### WHAT IS BEING ASKED
Return all lines that include the string "Allowed".
>> Begin EXTRACTED INFORMATION
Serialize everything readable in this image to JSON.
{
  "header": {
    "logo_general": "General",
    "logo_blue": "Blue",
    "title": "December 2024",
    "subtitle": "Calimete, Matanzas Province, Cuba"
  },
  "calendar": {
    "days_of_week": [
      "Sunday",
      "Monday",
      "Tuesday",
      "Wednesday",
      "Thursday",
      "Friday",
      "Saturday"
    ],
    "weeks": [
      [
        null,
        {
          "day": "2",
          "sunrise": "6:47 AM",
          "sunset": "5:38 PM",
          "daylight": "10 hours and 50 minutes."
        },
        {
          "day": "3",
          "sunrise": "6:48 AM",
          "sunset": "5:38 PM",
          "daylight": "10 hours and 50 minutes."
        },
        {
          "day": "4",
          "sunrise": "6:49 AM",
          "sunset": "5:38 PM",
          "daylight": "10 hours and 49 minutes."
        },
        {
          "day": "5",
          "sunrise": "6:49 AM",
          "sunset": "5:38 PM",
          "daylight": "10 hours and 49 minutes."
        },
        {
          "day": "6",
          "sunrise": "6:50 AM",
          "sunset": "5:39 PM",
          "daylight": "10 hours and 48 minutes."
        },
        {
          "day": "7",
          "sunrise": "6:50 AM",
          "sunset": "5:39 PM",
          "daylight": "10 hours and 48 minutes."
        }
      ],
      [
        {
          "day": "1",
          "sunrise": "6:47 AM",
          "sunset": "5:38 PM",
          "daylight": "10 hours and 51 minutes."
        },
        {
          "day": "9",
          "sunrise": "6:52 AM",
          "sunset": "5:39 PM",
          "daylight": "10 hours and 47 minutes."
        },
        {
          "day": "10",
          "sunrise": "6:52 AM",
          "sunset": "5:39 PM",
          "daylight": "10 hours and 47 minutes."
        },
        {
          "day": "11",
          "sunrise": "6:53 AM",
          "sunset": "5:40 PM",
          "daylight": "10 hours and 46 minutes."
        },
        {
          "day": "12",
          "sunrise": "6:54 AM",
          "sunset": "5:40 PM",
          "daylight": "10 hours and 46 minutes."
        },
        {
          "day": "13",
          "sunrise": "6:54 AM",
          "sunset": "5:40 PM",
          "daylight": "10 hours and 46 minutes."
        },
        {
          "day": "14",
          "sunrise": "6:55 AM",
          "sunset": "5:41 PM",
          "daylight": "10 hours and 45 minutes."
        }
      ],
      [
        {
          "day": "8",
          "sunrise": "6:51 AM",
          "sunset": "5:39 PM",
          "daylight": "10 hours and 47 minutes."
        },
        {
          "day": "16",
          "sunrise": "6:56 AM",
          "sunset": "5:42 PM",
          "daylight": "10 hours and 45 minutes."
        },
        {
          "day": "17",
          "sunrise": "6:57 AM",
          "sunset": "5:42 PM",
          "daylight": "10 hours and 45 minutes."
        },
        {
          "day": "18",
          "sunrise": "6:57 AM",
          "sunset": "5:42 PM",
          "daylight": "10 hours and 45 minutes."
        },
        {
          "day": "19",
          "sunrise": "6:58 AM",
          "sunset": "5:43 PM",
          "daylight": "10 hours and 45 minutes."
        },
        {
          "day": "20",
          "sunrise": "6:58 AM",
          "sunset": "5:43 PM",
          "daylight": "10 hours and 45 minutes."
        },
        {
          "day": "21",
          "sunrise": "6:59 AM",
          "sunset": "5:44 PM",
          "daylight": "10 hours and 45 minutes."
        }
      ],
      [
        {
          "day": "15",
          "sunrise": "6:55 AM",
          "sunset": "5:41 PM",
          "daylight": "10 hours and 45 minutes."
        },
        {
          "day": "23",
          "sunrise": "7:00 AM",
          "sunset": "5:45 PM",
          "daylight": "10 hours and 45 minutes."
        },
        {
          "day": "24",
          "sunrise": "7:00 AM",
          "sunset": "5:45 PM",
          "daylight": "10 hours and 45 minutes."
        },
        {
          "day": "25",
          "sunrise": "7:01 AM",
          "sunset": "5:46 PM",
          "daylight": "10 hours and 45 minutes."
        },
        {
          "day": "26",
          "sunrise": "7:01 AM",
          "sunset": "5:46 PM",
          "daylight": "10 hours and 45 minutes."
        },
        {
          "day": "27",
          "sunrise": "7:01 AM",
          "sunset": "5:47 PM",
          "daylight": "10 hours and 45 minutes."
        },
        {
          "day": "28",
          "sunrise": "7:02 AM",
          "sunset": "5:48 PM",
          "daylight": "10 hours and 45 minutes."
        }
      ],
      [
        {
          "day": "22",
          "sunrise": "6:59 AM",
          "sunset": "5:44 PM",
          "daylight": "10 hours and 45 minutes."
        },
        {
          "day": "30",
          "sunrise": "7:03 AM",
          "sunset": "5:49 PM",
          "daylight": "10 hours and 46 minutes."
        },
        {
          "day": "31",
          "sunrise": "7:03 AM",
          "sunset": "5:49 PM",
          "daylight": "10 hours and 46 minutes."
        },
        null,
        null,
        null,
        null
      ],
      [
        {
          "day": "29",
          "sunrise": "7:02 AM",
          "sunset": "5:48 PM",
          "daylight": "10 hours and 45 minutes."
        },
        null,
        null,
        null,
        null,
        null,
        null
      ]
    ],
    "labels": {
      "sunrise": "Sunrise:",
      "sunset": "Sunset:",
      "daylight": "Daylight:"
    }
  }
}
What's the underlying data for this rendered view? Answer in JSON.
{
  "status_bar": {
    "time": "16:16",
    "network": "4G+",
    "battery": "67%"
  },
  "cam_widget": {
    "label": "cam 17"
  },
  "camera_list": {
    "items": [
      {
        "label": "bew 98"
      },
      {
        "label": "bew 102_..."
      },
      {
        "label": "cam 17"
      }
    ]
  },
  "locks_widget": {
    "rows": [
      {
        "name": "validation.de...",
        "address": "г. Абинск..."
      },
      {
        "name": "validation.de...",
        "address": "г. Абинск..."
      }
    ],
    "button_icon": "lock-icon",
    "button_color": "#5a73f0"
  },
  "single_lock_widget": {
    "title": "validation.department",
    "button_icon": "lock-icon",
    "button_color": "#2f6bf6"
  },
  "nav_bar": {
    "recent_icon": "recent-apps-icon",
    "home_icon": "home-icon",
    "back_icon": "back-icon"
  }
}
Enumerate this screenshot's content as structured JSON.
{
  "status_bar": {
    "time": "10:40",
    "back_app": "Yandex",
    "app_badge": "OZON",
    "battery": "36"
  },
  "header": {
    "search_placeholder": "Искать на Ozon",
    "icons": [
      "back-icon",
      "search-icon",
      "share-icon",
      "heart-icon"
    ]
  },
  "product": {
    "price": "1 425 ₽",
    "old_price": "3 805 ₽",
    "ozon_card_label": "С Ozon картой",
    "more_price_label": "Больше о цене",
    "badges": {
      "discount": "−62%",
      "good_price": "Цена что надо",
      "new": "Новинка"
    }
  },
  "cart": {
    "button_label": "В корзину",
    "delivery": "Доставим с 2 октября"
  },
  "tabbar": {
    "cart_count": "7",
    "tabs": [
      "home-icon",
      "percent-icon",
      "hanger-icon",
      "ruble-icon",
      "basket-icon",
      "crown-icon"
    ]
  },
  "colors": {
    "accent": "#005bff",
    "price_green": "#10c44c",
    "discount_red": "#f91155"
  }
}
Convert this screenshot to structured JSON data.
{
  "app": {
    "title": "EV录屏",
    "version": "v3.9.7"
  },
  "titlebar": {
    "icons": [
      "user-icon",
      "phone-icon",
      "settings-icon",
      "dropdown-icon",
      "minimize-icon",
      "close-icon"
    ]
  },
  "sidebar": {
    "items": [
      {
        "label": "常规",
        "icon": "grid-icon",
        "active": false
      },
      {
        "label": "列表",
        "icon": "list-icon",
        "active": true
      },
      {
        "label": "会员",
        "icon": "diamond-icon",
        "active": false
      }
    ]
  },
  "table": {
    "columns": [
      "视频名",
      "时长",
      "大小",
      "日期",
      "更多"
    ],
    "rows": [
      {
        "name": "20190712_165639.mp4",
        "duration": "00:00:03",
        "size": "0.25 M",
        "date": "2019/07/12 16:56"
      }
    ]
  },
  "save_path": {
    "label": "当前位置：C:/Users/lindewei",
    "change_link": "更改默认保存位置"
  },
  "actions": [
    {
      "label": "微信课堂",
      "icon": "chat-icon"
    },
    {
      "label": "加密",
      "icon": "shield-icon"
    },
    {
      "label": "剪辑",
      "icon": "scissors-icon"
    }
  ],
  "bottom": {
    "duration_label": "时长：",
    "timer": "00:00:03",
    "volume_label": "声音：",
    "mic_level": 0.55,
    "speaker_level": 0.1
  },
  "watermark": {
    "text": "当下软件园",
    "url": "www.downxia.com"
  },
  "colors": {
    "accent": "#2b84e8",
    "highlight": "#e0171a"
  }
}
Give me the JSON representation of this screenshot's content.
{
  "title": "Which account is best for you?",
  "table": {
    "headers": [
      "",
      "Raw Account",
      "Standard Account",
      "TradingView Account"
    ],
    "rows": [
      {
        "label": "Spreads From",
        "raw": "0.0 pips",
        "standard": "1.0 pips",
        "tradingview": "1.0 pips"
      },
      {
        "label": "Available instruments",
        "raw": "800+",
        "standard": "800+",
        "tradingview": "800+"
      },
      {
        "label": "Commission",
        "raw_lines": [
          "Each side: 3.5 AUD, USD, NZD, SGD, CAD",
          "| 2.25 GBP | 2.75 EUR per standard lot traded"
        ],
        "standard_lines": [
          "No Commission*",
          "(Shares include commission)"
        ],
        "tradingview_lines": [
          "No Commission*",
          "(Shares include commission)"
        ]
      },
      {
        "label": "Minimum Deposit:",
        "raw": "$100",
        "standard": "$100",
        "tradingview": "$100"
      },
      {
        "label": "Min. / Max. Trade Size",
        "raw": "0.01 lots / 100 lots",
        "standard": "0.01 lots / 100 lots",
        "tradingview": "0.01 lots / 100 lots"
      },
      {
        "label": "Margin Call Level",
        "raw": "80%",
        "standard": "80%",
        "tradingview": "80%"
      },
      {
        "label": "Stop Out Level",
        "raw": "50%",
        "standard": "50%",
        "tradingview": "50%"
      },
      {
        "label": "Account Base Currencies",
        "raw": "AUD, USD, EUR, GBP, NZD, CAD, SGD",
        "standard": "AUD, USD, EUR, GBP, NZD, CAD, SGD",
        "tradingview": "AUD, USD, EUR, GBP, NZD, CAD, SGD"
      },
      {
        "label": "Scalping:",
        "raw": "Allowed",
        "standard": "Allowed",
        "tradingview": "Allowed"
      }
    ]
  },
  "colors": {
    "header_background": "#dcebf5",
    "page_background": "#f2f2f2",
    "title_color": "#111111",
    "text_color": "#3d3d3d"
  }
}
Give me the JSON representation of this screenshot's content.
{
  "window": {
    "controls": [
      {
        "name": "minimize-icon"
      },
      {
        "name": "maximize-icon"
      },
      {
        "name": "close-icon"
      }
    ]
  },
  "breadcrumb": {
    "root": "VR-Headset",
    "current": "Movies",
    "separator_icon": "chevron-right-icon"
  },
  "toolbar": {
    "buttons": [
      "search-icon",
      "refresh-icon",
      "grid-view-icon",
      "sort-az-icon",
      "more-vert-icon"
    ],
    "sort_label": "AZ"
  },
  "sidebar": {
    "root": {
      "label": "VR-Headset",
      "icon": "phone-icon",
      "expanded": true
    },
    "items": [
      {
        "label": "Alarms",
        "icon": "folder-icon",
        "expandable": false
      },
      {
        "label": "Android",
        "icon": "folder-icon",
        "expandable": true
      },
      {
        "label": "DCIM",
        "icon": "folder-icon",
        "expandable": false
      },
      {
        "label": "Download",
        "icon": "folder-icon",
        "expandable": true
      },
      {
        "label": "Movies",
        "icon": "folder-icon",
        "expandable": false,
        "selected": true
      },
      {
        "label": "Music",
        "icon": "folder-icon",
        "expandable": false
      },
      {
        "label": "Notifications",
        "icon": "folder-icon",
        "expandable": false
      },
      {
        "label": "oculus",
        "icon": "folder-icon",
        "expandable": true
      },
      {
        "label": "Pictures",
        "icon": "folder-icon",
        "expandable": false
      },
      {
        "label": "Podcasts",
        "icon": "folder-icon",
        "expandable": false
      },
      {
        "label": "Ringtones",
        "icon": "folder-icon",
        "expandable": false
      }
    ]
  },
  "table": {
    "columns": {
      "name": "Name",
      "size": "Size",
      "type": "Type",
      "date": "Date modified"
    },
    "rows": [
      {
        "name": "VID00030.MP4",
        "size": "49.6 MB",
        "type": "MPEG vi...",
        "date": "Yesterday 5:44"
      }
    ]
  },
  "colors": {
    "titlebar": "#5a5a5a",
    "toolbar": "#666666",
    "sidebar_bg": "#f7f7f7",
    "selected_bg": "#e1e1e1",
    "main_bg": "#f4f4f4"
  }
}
>> End EXTRACTED INFORMATION
### RESULT
        "raw": "Allowed",
        "standard": "Allowed",
        "tradingview": "Allowed"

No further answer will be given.